INPUT »
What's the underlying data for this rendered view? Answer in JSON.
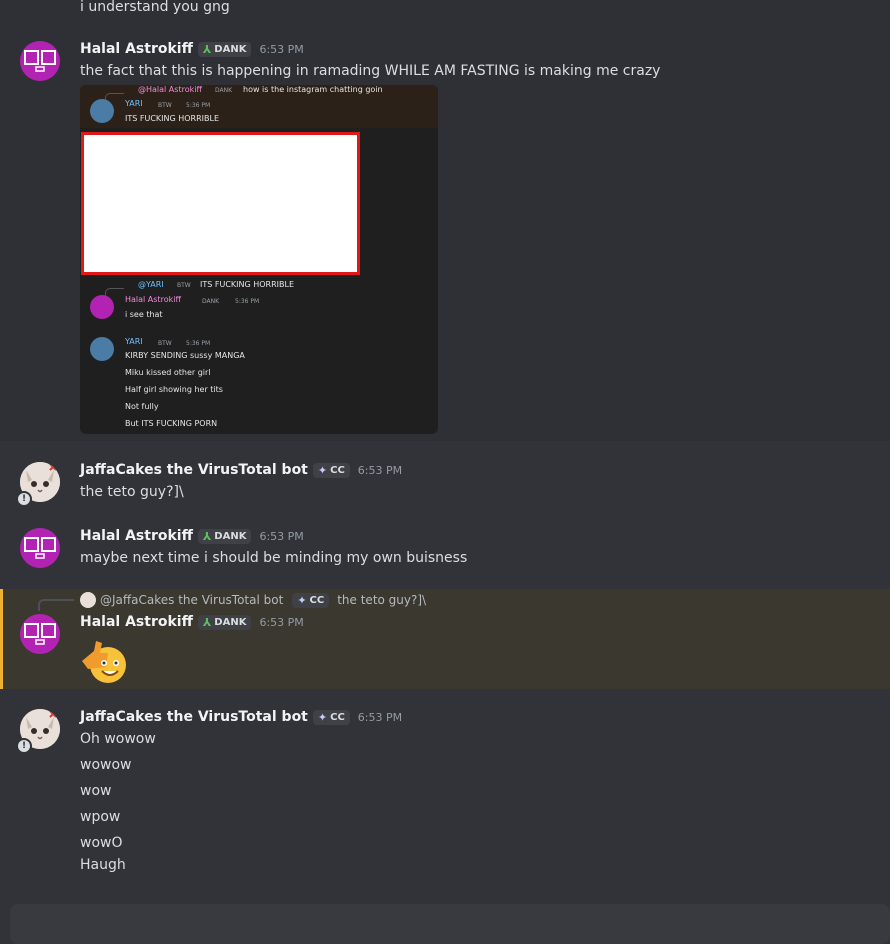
{
  "prev_message": {
    "text": "i understand you gng"
  },
  "msg1": {
    "author": "Halal Astrokiff",
    "tag": "DANK",
    "time": "6:53 PM",
    "text": "the fact that this is happening in ramading WHILE AM FASTING is making me crazy"
  },
  "screenshot": {
    "reply_mention": "@Halal Astrokiff",
    "reply_tag": "DANK",
    "reply_text": "how is the instagram chatting goin",
    "yari_name": "YARI",
    "yari_tag": "BTW",
    "yari_time": "5:36 PM",
    "yari_text1": "ITS FUCKING HORRIBLE",
    "reply2_mention": "@YARI",
    "reply2_tag": "BTW",
    "reply2_text": "ITS FUCKING HORRIBLE",
    "halal_name": "Halal Astrokiff",
    "halal_tag": "DANK",
    "halal_time": "5:36 PM",
    "halal_text": "i see that",
    "yari2_name": "YARI",
    "yari2_tag": "BTW",
    "yari2_time": "5:36 PM",
    "yari2_lines": [
      "KIRBY SENDING sussy MANGA",
      "Miku kissed other girl",
      "Half girl showing her tits",
      "Not fully",
      "But ITS FUCKING PORN"
    ]
  },
  "msg2": {
    "author": "JaffaCakes the VirusTotal bot",
    "tag": "CC",
    "time": "6:53 PM",
    "text": "the teto guy?]\\"
  },
  "msg3": {
    "author": "Halal Astrokiff",
    "tag": "DANK",
    "time": "6:53 PM",
    "text": "maybe next time i should be minding my own buisness"
  },
  "msg4": {
    "reply_author": "@JaffaCakes the VirusTotal bot",
    "reply_tag": "CC",
    "reply_text": "the teto guy?]\\",
    "author": "Halal Astrokiff",
    "tag": "DANK",
    "time": "6:53 PM",
    "emoji": "thumbs-up-face-emoji"
  },
  "msg5": {
    "author": "JaffaCakes the VirusTotal bot",
    "tag": "CC",
    "time": "6:53 PM",
    "lines": [
      "Oh wowow",
      "wowow",
      "wow",
      "wpow",
      "wowO",
      "Haugh"
    ]
  },
  "colors": {
    "background": "#313338",
    "mention_highlight": "#3a382f",
    "mention_bar": "#f0b132",
    "dank_icon": "#57c55b",
    "halal_avatar": "#b323b3"
  }
}
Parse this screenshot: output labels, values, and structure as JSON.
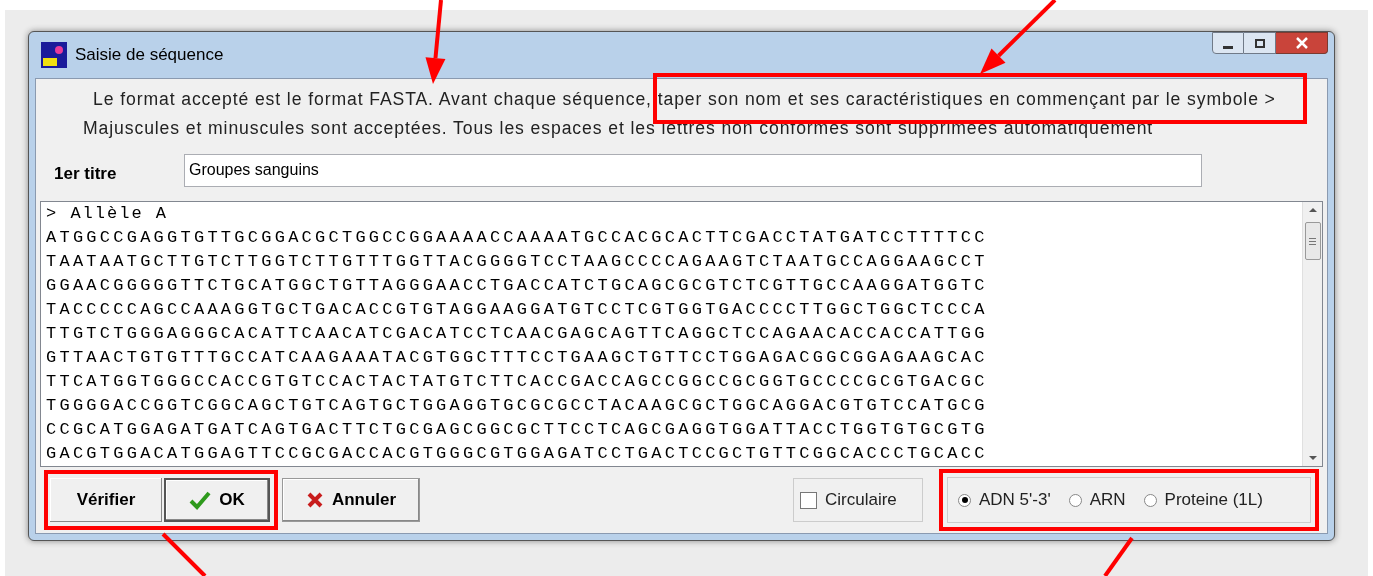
{
  "window": {
    "title": "Saisie de séquence"
  },
  "instructions": [
    "Le format accepté est le format FASTA. Avant chaque séquence, taper son nom et ses caractéristiques en commençant par le symbole >",
    "Majuscules et minuscules sont acceptées. Tous les espaces et les lettres non conformes sont supprimées automatiquement"
  ],
  "title_field": {
    "label": "1er titre",
    "value": "Groupes sanguins"
  },
  "sequence": {
    "header": "> Allèle A",
    "lines": [
      "ATGGCCGAGGTGTTGCGGACGCTGGCCGGAAAACCAAAATGCCACGCACTTCGACCTATGATCCTTTTCC",
      "TAATAATGCTTGTCTTGGTCTTGTTTGGTTACGGGGTCCTAAGCCCCAGAAGTCTAATGCCAGGAAGCCT",
      "GGAACGGGGGTTCTGCATGGCTGTTAGGGAACCTGACCATCTGCAGCGCGTCTCGTTGCCAAGGATGGTC",
      "TACCCCCAGCCAAAGGTGCTGACACCGTGTAGGAAGGATGTCCTCGTGGTGACCCCTTGGCTGGCTCCCA",
      "TTGTCTGGGAGGGCACATTCAACATCGACATCCTCAACGAGCAGTTCAGGCTCCAGAACACCACCATTGG",
      "GTTAACTGTGTTTGCCATCAAGAAATACGTGGCTTTCCTGAAGCTGTTCCTGGAGACGGCGGAGAAGCAC",
      "TTCATGGTGGGCCACCGTGTCCACTACTATGTCTTCACCGACCAGCCGGCCGCGGTGCCCCGCGTGACGC",
      "TGGGGACCGGTCGGCAGCTGTCAGTGCTGGAGGTGCGCGCCTACAAGCGCTGGCAGGACGTGTCCATGCG",
      "CCGCATGGAGATGATCAGTGACTTCTGCGAGCGGCGCTTCCTCAGCGAGGTGGATTACCTGGTGTGCGTG",
      "GACGTGGACATGGAGTTCCGCGACCACGTGGGCGTGGAGATCCTGACTCCGCTGTTCGGCACCCTGCACC"
    ]
  },
  "buttons": [
    {
      "kind": "plain",
      "label": "Vérifier"
    },
    {
      "kind": "ok",
      "label": "OK"
    },
    {
      "kind": "cancel",
      "label": "Annuler"
    }
  ],
  "circular": {
    "label": "Circulaire",
    "checked": false
  },
  "sequence_types": [
    {
      "label": "ADN 5'-3'",
      "selected": true
    },
    {
      "label": "ARN",
      "selected": false
    },
    {
      "label": "Proteine (1L)",
      "selected": false
    }
  ]
}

WHAT IS NEEDED »
Count every line of the data in which the word "screenshot" appears, and report only the total.

YOUR SOLUTION »
2